(Recorded data)

(begin)

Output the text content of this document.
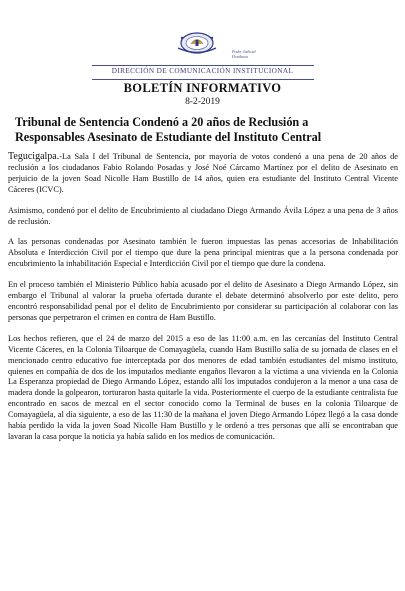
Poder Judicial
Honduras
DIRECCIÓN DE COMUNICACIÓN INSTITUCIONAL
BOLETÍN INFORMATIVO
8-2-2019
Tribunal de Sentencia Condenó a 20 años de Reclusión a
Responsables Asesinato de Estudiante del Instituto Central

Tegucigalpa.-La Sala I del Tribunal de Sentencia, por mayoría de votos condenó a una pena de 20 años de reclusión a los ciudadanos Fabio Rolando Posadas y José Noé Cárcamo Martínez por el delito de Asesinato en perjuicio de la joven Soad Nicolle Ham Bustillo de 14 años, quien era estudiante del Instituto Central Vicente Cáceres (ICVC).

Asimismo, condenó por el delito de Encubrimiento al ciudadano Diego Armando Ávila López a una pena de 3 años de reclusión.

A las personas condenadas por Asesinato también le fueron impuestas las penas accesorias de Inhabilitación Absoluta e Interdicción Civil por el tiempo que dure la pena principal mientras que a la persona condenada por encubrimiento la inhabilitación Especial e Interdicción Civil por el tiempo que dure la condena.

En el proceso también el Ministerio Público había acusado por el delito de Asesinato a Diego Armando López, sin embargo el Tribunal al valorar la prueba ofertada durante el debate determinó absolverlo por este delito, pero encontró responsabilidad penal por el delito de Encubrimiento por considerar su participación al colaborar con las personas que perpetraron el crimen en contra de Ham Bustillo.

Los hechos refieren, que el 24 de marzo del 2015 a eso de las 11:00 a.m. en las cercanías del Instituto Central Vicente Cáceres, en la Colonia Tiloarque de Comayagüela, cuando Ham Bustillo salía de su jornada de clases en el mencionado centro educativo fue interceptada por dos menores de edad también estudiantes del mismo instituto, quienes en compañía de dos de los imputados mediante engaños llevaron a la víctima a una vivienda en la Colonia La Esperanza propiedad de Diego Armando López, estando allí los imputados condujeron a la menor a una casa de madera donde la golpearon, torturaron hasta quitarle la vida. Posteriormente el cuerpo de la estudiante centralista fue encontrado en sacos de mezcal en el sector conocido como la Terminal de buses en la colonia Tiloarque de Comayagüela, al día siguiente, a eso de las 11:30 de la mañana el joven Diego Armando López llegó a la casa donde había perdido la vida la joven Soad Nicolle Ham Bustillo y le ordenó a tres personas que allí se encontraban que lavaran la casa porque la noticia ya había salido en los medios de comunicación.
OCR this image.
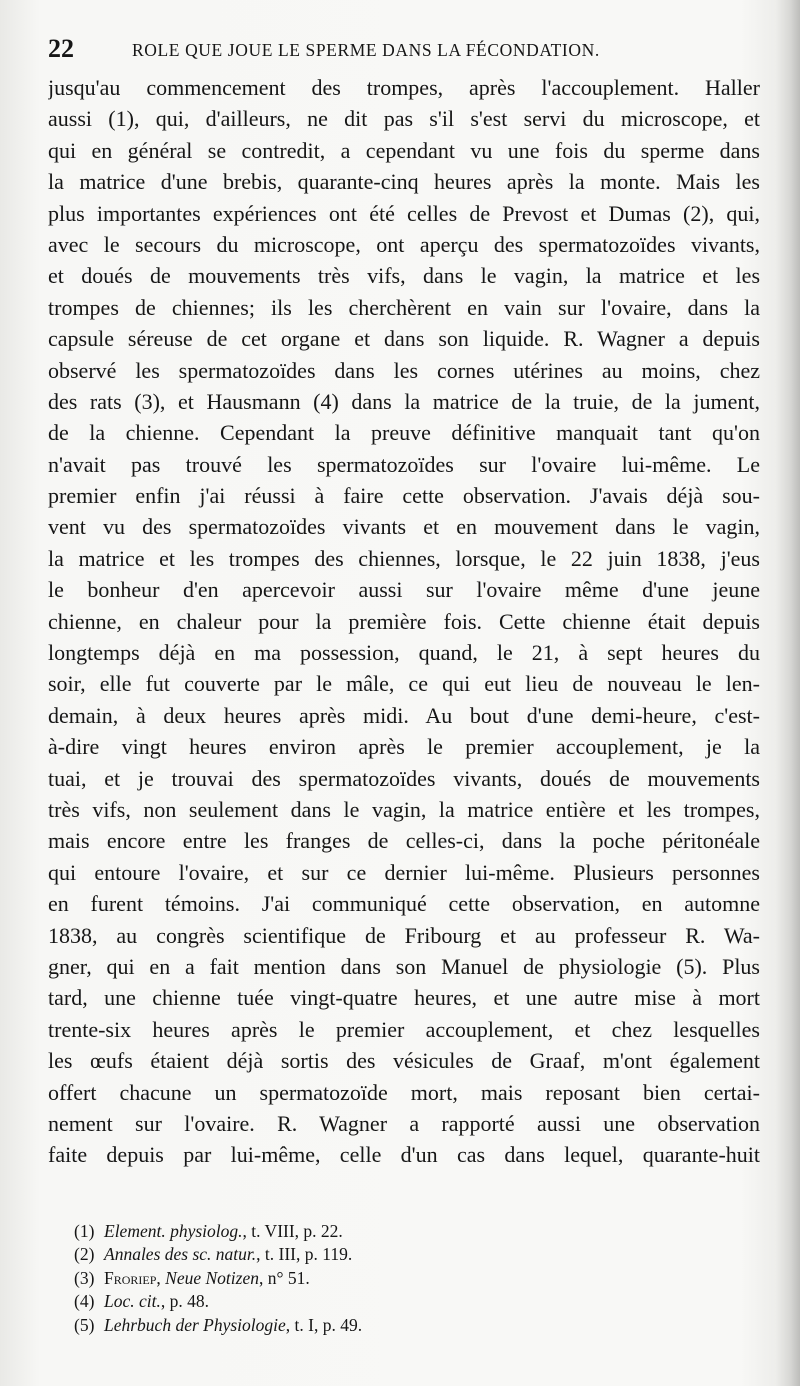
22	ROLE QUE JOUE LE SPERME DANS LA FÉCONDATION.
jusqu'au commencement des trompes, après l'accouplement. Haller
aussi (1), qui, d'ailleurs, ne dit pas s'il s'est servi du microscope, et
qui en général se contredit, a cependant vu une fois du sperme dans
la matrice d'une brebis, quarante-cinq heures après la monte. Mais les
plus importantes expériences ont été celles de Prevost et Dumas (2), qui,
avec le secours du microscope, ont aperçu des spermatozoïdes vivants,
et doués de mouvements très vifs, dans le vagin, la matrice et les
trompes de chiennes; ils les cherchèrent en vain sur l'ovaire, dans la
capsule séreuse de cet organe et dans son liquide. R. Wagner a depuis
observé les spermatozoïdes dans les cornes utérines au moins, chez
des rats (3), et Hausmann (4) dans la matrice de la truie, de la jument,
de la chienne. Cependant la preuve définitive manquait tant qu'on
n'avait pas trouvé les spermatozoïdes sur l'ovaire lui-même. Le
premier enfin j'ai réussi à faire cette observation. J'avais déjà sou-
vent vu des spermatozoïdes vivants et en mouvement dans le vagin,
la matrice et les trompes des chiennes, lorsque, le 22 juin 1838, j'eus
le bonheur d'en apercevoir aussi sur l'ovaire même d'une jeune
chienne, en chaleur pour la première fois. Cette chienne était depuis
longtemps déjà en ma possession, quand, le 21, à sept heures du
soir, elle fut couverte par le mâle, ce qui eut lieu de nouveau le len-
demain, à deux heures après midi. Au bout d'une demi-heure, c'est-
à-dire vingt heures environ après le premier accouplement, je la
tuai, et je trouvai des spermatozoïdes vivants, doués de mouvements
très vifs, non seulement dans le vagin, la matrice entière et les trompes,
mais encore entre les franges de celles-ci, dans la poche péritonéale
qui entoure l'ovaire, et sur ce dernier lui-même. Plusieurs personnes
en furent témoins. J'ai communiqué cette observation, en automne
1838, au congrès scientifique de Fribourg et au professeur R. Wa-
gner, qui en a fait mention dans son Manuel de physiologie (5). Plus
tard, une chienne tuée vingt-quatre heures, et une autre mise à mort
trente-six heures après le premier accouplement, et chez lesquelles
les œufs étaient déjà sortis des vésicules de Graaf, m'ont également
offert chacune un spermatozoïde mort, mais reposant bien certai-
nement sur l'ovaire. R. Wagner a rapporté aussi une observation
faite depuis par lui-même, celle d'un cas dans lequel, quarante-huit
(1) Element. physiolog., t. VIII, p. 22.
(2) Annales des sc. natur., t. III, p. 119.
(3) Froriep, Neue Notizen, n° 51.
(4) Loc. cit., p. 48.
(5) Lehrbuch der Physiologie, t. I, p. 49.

(end)

■ **WORK TO DO**
Gather from the entries above all lines that include the string "Sentencia".

■ **OUTPUT FOR THIS EXERCISE**
Tribunal de Sentencia Condenó a 20 años de Reclusión a
Tegucigalpa.-La Sala I del Tribunal de Sentencia, por mayoría de votos condenó a una pena de 20 años de reclusión a los ciudadanos Fabio Rolando Posadas y José Noé Cárcamo Martínez por el delito de Asesinato en perjuicio de la joven Soad Nicolle Ham Bustillo de 14 años, quien era estudiante del Instituto Central Vicente Cáceres (ICVC).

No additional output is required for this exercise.